Search the material and gather each line with "High" in it.

### Material shown
########

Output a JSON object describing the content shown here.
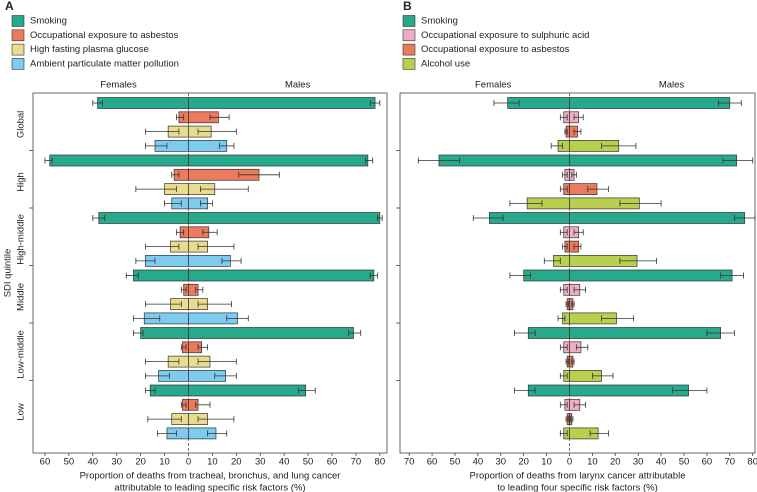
{
  "chart_data": [
    {
      "type": "butterfly",
      "panel_label": "A",
      "female_label": "Females",
      "male_label": "Males",
      "ylabel": "SDI quintile",
      "xlabel": [
        "Proportion of deaths from tracheal, bronchus, and lung cancer",
        "attributable to leading specific risk factors (%)"
      ],
      "categories": [
        "Global",
        "High",
        "High-middle",
        "Middle",
        "Low-middle",
        "Low"
      ],
      "xlim": [
        -65,
        83
      ],
      "xticks": [
        {
          "value": -60,
          "label": "60"
        },
        {
          "value": -50,
          "label": "50"
        },
        {
          "value": -40,
          "label": "40"
        },
        {
          "value": -30,
          "label": "30"
        },
        {
          "value": -20,
          "label": "20"
        },
        {
          "value": -10,
          "label": "10"
        },
        0,
        10,
        20,
        30,
        40,
        50,
        60,
        70,
        80
      ],
      "series": [
        {
          "name": "Smoking",
          "color": "#27a98b",
          "female": [
            38,
            58,
            37.5,
            23,
            20,
            16
          ],
          "female_ci": [
            [
              36,
              40
            ],
            [
              57,
              60
            ],
            [
              35,
              40
            ],
            [
              21,
              26
            ],
            [
              19,
              23
            ],
            [
              14,
              18
            ]
          ],
          "male": [
            78,
            75,
            80,
            77.5,
            69,
            49
          ],
          "male_ci": [
            [
              76,
              80
            ],
            [
              74,
              77
            ],
            [
              79,
              81
            ],
            [
              76,
              79
            ],
            [
              67,
              72
            ],
            [
              46,
              53
            ]
          ]
        },
        {
          "name": "Occupational exposure to asbestos",
          "color": "#ec7a5c",
          "female": [
            4,
            6,
            3.5,
            2,
            2.5,
            2.5
          ],
          "female_ci": [
            [
              2,
              5
            ],
            [
              4,
              7
            ],
            [
              2,
              5
            ],
            [
              1,
              3
            ],
            [
              1,
              3
            ],
            [
              1,
              3
            ]
          ],
          "male": [
            12.5,
            29.5,
            8.5,
            4,
            5.5,
            4
          ],
          "male_ci": [
            [
              9,
              17
            ],
            [
              21,
              38
            ],
            [
              6,
              12
            ],
            [
              3,
              6
            ],
            [
              4,
              8
            ],
            [
              3,
              9
            ]
          ]
        },
        {
          "name": "High fasting plasma glucose",
          "color": "#e9dc8e",
          "female": [
            8.5,
            10,
            7.5,
            7.5,
            8.5,
            7
          ],
          "female_ci": [
            [
              4,
              18
            ],
            [
              5,
              22
            ],
            [
              4,
              18
            ],
            [
              3,
              18
            ],
            [
              4,
              18
            ],
            [
              3,
              17
            ]
          ],
          "male": [
            9.5,
            11,
            8,
            8,
            9,
            8
          ],
          "male_ci": [
            [
              4,
              20
            ],
            [
              5,
              25
            ],
            [
              4,
              19
            ],
            [
              4,
              18
            ],
            [
              4,
              20
            ],
            [
              4,
              19
            ]
          ]
        },
        {
          "name": "Ambient particulate matter pollution",
          "color": "#7ecbf0",
          "female": [
            14,
            7,
            18,
            18.5,
            12.5,
            9
          ],
          "female_ci": [
            [
              9,
              18
            ],
            [
              3,
              10
            ],
            [
              14,
              22
            ],
            [
              12,
              23
            ],
            [
              8,
              18
            ],
            [
              5,
              13
            ]
          ],
          "male": [
            16,
            8,
            17.5,
            20.5,
            15.5,
            11.5
          ],
          "male_ci": [
            [
              13,
              19
            ],
            [
              5,
              10
            ],
            [
              14,
              22
            ],
            [
              16,
              25
            ],
            [
              11,
              20
            ],
            [
              8,
              16
            ]
          ]
        }
      ]
    },
    {
      "type": "butterfly",
      "panel_label": "B",
      "female_label": "Females",
      "male_label": "Males",
      "xlabel": [
        "Proportion of deaths from larynx cancer attributable",
        "to leading four specific risk factors (%)"
      ],
      "categories": [
        null,
        null,
        null,
        null,
        null,
        null
      ],
      "xlim": [
        -74,
        81
      ],
      "xticks": [
        {
          "value": -70,
          "label": "70"
        },
        {
          "value": -60,
          "label": "60"
        },
        {
          "value": -50,
          "label": "50"
        },
        {
          "value": -40,
          "label": "40"
        },
        {
          "value": -30,
          "label": "30"
        },
        {
          "value": -20,
          "label": "20"
        },
        {
          "value": -10,
          "label": "10"
        },
        0,
        10,
        20,
        30,
        40,
        50,
        60,
        70,
        80
      ],
      "series": [
        {
          "name": "Smoking",
          "color": "#27a98b",
          "female": [
            27,
            57,
            35,
            20,
            18,
            18
          ],
          "female_ci": [
            [
              22,
              33
            ],
            [
              48,
              66
            ],
            [
              29,
              42
            ],
            [
              17,
              26
            ],
            [
              15,
              24
            ],
            [
              15,
              24
            ]
          ],
          "male": [
            70,
            73,
            76.5,
            71,
            66,
            52
          ],
          "male_ci": [
            [
              65,
              75
            ],
            [
              67,
              80
            ],
            [
              72,
              81
            ],
            [
              66,
              76
            ],
            [
              60,
              72
            ],
            [
              45,
              60
            ]
          ]
        },
        {
          "name": "Occupational exposure to sulphuric acid",
          "color": "#f0aec4",
          "female": [
            2.5,
            2,
            2.5,
            2.5,
            2.5,
            2
          ],
          "female_ci": [
            [
              1,
              4
            ],
            [
              1,
              3
            ],
            [
              1,
              4
            ],
            [
              1,
              4
            ],
            [
              1,
              4
            ],
            [
              1,
              4
            ]
          ],
          "male": [
            4,
            2,
            4,
            4.5,
            5,
            4.5
          ],
          "male_ci": [
            [
              2,
              6
            ],
            [
              1,
              3
            ],
            [
              2,
              6
            ],
            [
              2,
              7
            ],
            [
              3,
              8
            ],
            [
              2,
              7
            ]
          ]
        },
        {
          "name": "Occupational exposure to asbestos",
          "color": "#ec7a5c",
          "female": [
            1.5,
            2.5,
            2,
            1,
            1,
            1
          ],
          "female_ci": [
            [
              1,
              2
            ],
            [
              1,
              4
            ],
            [
              1,
              3
            ],
            [
              0.5,
              1.5
            ],
            [
              0.5,
              1.5
            ],
            [
              0.5,
              1.5
            ]
          ],
          "male": [
            3.5,
            12,
            4,
            1.5,
            1.5,
            1
          ],
          "male_ci": [
            [
              2,
              5
            ],
            [
              8,
              17
            ],
            [
              2,
              5
            ],
            [
              1,
              2
            ],
            [
              1,
              2
            ],
            [
              0.5,
              1.5
            ]
          ]
        },
        {
          "name": "Alcohol use",
          "color": "#b8d04e",
          "female": [
            5,
            18.5,
            7,
            3,
            2.5,
            2.5
          ],
          "female_ci": [
            [
              3,
              8
            ],
            [
              12,
              26
            ],
            [
              4,
              11
            ],
            [
              2,
              5
            ],
            [
              1,
              4
            ],
            [
              1,
              4
            ]
          ],
          "male": [
            21.5,
            30.5,
            29.5,
            20.5,
            14,
            12.5
          ],
          "male_ci": [
            [
              14,
              29
            ],
            [
              22,
              40
            ],
            [
              22,
              38
            ],
            [
              14,
              28
            ],
            [
              10,
              19
            ],
            [
              9,
              17
            ]
          ]
        }
      ]
    }
  ]
}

########

### Problem solution
        "High",
        "High-middle",
          "name": "High fasting plasma glucose",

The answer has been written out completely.